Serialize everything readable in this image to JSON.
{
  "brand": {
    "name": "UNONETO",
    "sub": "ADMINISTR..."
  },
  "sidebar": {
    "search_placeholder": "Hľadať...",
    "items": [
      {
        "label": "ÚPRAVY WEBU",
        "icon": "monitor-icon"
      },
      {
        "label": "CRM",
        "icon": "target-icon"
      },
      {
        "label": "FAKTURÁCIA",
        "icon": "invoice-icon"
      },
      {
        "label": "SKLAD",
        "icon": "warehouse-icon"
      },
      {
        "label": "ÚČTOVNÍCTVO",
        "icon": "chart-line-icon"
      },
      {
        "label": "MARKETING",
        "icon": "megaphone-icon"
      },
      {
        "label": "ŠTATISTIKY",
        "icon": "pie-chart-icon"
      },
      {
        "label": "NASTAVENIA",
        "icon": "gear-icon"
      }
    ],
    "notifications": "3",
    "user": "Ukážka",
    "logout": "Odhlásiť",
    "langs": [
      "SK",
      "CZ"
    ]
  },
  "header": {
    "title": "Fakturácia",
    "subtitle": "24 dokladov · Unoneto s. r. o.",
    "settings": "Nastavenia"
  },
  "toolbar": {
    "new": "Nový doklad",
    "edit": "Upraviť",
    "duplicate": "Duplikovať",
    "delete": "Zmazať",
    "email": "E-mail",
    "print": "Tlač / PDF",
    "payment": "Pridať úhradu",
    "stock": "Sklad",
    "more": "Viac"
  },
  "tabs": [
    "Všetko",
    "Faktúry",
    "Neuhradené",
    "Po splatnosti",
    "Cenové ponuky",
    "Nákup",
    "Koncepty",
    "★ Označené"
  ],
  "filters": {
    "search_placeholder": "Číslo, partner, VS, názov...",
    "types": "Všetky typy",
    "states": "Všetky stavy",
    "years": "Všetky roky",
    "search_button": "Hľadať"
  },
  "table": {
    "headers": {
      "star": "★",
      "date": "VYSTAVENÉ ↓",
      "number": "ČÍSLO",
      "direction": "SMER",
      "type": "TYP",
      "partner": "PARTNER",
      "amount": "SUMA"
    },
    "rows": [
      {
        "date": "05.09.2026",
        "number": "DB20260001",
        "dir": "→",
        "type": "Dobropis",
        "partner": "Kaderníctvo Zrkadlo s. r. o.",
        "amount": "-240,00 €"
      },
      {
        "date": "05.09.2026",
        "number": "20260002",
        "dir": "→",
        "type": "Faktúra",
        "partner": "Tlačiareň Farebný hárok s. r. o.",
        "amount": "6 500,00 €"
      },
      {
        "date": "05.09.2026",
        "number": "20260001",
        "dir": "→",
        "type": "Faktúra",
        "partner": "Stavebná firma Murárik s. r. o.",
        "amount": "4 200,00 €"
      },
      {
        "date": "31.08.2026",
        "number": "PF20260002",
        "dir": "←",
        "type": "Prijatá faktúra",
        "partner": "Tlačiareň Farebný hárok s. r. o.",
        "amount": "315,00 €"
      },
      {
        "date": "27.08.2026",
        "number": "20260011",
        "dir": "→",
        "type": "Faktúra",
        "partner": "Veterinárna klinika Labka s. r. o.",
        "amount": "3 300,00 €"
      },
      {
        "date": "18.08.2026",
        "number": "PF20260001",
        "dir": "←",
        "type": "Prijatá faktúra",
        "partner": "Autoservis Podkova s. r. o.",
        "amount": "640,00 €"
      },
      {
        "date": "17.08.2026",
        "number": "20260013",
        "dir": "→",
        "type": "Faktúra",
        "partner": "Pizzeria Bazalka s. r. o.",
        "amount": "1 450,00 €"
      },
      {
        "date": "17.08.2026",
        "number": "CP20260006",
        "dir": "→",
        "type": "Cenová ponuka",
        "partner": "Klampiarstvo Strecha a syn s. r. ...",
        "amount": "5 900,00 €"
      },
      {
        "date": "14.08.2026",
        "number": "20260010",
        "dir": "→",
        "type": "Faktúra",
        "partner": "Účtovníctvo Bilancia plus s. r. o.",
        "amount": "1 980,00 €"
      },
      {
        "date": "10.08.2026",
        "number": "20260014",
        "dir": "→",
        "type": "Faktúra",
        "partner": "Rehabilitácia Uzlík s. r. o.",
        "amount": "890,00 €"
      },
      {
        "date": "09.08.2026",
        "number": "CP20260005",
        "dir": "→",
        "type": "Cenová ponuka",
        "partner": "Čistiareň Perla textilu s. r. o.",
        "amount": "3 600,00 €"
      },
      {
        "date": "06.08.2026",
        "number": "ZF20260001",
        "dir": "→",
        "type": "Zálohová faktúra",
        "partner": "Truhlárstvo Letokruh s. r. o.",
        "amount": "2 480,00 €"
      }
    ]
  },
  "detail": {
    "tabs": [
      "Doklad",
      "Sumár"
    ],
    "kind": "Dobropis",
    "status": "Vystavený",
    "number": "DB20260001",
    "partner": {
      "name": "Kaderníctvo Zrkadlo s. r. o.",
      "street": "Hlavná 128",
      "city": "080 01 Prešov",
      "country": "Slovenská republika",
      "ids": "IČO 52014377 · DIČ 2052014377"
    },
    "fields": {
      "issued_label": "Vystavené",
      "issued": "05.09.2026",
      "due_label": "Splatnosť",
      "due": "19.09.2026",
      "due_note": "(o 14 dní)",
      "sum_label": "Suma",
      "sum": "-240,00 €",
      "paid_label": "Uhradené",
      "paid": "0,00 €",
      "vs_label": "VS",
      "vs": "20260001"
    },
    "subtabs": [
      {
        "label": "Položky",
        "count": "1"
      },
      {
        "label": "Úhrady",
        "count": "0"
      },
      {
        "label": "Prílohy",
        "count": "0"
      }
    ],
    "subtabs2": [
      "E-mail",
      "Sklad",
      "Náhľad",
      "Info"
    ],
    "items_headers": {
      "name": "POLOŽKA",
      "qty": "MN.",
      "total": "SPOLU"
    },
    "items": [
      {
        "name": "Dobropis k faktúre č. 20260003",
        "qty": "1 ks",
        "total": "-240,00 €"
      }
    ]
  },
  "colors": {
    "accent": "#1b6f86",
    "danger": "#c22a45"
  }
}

■ Your instructions
Copy all lines from the listing that contain "Hľadať".

■ Full answer
    "search_placeholder": "Hľadať...",
    "search_button": "Hľadať"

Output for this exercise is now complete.